Entries taken from a collection
|---|
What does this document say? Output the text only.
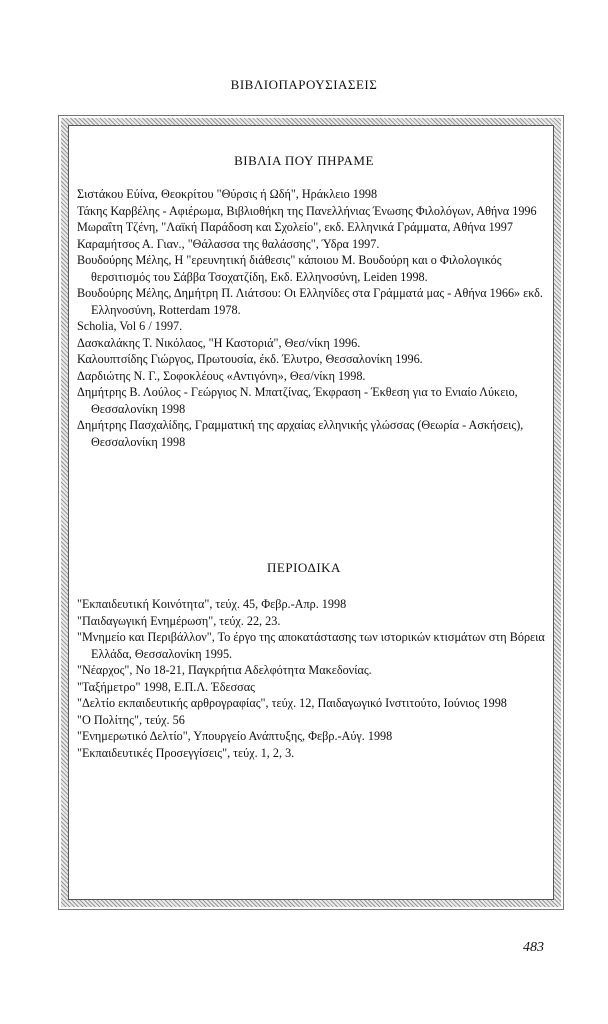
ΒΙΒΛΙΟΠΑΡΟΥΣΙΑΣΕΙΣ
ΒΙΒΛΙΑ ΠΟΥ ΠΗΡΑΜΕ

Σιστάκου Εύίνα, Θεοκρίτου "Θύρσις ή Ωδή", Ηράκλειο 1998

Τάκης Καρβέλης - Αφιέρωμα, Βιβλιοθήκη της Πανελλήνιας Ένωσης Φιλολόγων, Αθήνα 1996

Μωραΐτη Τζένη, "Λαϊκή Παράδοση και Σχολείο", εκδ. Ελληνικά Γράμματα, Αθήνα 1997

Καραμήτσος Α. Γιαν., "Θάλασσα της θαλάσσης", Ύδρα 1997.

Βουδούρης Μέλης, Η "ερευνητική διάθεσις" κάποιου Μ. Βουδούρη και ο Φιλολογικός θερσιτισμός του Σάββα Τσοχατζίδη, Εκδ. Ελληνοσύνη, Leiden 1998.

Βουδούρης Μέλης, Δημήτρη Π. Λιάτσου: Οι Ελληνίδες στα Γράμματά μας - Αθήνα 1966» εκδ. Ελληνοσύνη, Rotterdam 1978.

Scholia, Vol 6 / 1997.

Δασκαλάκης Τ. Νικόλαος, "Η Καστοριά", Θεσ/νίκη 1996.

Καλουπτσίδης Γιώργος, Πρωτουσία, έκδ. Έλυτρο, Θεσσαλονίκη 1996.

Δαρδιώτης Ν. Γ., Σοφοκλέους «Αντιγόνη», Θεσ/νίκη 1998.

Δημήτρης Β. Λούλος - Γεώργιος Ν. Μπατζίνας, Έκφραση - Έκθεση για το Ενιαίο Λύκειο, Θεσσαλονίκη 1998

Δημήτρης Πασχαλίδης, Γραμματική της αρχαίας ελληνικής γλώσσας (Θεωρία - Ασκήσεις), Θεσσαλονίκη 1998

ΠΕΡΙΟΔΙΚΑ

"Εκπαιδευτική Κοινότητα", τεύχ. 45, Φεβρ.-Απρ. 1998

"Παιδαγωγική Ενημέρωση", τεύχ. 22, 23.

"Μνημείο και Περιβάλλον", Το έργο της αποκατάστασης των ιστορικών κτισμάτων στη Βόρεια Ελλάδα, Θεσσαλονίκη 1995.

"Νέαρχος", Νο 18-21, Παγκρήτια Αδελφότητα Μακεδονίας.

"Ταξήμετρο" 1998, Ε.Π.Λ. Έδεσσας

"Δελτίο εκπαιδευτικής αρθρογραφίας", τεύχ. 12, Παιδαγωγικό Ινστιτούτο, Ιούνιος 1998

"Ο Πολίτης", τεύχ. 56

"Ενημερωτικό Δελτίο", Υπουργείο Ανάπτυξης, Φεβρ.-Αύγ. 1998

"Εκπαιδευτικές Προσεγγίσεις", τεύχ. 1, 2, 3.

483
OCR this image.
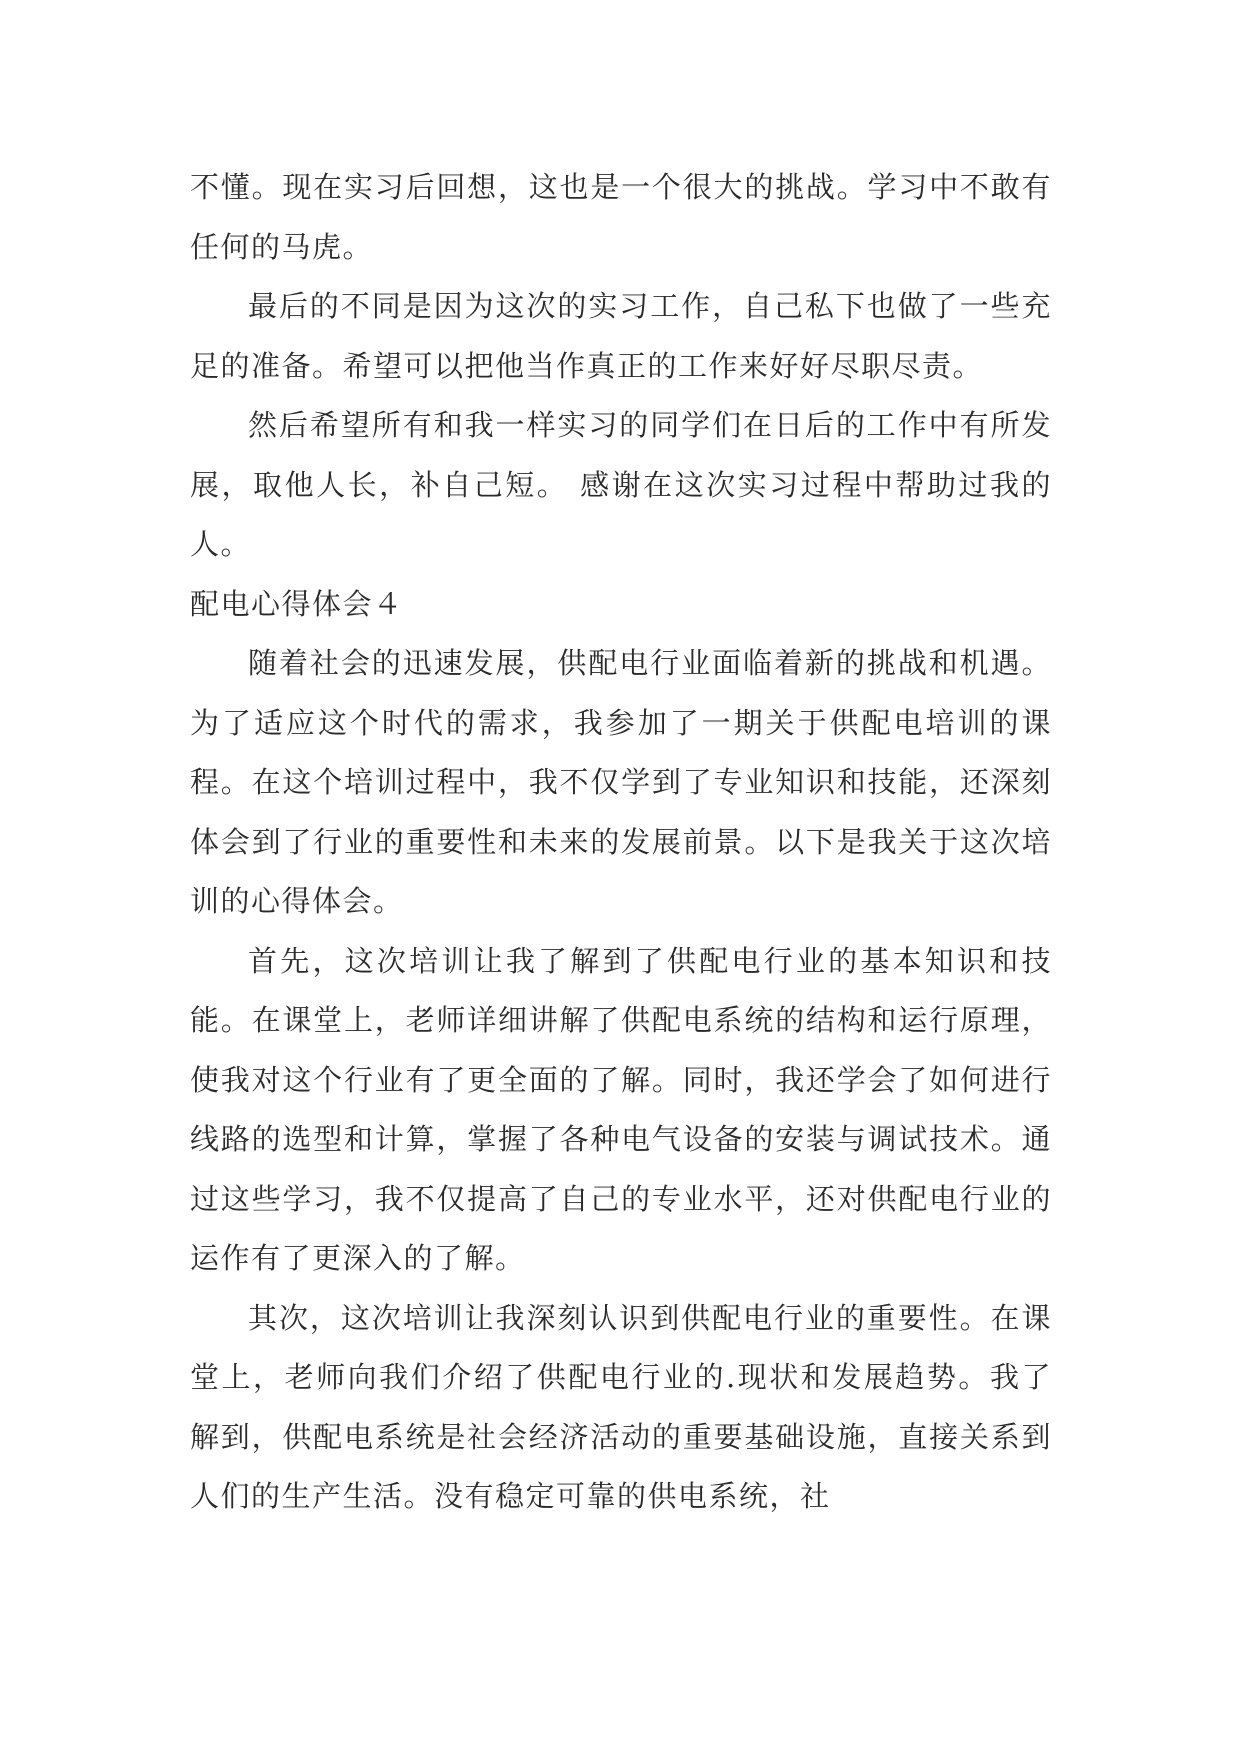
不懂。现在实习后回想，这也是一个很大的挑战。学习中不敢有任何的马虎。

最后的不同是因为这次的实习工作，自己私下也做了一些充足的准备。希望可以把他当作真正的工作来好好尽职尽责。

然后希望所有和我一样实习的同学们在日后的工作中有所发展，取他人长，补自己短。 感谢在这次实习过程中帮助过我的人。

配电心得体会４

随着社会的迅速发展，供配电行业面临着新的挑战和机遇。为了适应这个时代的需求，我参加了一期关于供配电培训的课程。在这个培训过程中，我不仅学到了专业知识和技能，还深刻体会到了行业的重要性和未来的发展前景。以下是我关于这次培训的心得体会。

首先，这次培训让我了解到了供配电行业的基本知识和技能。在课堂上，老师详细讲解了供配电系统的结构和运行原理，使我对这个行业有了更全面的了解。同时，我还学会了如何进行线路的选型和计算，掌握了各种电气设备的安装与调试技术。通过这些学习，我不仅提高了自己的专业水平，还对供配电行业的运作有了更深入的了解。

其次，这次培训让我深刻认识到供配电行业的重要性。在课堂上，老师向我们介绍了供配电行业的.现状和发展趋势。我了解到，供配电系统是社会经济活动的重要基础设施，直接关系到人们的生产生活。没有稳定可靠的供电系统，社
|---|
### What the task asks
Reproduce the whole listing word for word, setting aside any pictures.

### The reply
What does this document say? Output the text only.
ΒΙΒΛΙΟΠΑΡΟΥΣΙΑΣΕΙΣ
ΒΙΒΛΙΑ ΠΟΥ ΠΗΡΑΜΕ

Σιστάκου Εύίνα, Θεοκρίτου "Θύρσις ή Ωδή", Ηράκλειο 1998

Τάκης Καρβέλης - Αφιέρωμα, Βιβλιοθήκη της Πανελλήνιας Ένωσης Φιλολόγων, Αθήνα 1996

Μωραΐτη Τζένη, "Λαϊκή Παράδοση και Σχολείο", εκδ. Ελληνικά Γράμματα, Αθήνα 1997

Καραμήτσος Α. Γιαν., "Θάλασσα της θαλάσσης", Ύδρα 1997.

Βουδούρης Μέλης, Η "ερευνητική διάθεσις" κάποιου Μ. Βουδούρη και ο Φιλολογικός θερσιτισμός του Σάββα Τσοχατζίδη, Εκδ. Ελληνοσύνη, Leiden 1998.

Βουδούρης Μέλης, Δημήτρη Π. Λιάτσου: Οι Ελληνίδες στα Γράμματά μας - Αθήνα 1966» εκδ. Ελληνοσύνη, Rotterdam 1978.

Scholia, Vol 6 / 1997.

Δασκαλάκης Τ. Νικόλαος, "Η Καστοριά", Θεσ/νίκη 1996.

Καλουπτσίδης Γιώργος, Πρωτουσία, έκδ. Έλυτρο, Θεσσαλονίκη 1996.

Δαρδιώτης Ν. Γ., Σοφοκλέους «Αντιγόνη», Θεσ/νίκη 1998.

Δημήτρης Β. Λούλος - Γεώργιος Ν. Μπατζίνας, Έκφραση - Έκθεση για το Ενιαίο Λύκειο, Θεσσαλονίκη 1998

Δημήτρης Πασχαλίδης, Γραμματική της αρχαίας ελληνικής γλώσσας (Θεωρία - Ασκήσεις), Θεσσαλονίκη 1998

ΠΕΡΙΟΔΙΚΑ

"Εκπαιδευτική Κοινότητα", τεύχ. 45, Φεβρ.-Απρ. 1998

"Παιδαγωγική Ενημέρωση", τεύχ. 22, 23.

"Μνημείο και Περιβάλλον", Το έργο της αποκατάστασης των ιστορικών κτισμάτων στη Βόρεια Ελλάδα, Θεσσαλονίκη 1995.

"Νέαρχος", Νο 18-21, Παγκρήτια Αδελφότητα Μακεδονίας.

"Ταξήμετρο" 1998, Ε.Π.Λ. Έδεσσας

"Δελτίο εκπαιδευτικής αρθρογραφίας", τεύχ. 12, Παιδαγωγικό Ινστιτούτο, Ιούνιος 1998

"Ο Πολίτης", τεύχ. 56

"Ενημερωτικό Δελτίο", Υπουργείο Ανάπτυξης, Φεβρ.-Αύγ. 1998

"Εκπαιδευτικές Προσεγγίσεις", τεύχ. 1, 2, 3.

483
OCR this image.
不懂。现在实习后回想，这也是一个很大的挑战。学习中不敢有任何的马虎。

最后的不同是因为这次的实习工作，自己私下也做了一些充足的准备。希望可以把他当作真正的工作来好好尽职尽责。

然后希望所有和我一样实习的同学们在日后的工作中有所发展，取他人长，补自己短。 感谢在这次实习过程中帮助过我的人。

配电心得体会４

随着社会的迅速发展，供配电行业面临着新的挑战和机遇。为了适应这个时代的需求，我参加了一期关于供配电培训的课程。在这个培训过程中，我不仅学到了专业知识和技能，还深刻体会到了行业的重要性和未来的发展前景。以下是我关于这次培训的心得体会。

首先，这次培训让我了解到了供配电行业的基本知识和技能。在课堂上，老师详细讲解了供配电系统的结构和运行原理，使我对这个行业有了更全面的了解。同时，我还学会了如何进行线路的选型和计算，掌握了各种电气设备的安装与调试技术。通过这些学习，我不仅提高了自己的专业水平，还对供配电行业的运作有了更深入的了解。

其次，这次培训让我深刻认识到供配电行业的重要性。在课堂上，老师向我们介绍了供配电行业的.现状和发展趋势。我了解到，供配电系统是社会经济活动的重要基础设施，直接关系到人们的生产生活。没有稳定可靠的供电系统，社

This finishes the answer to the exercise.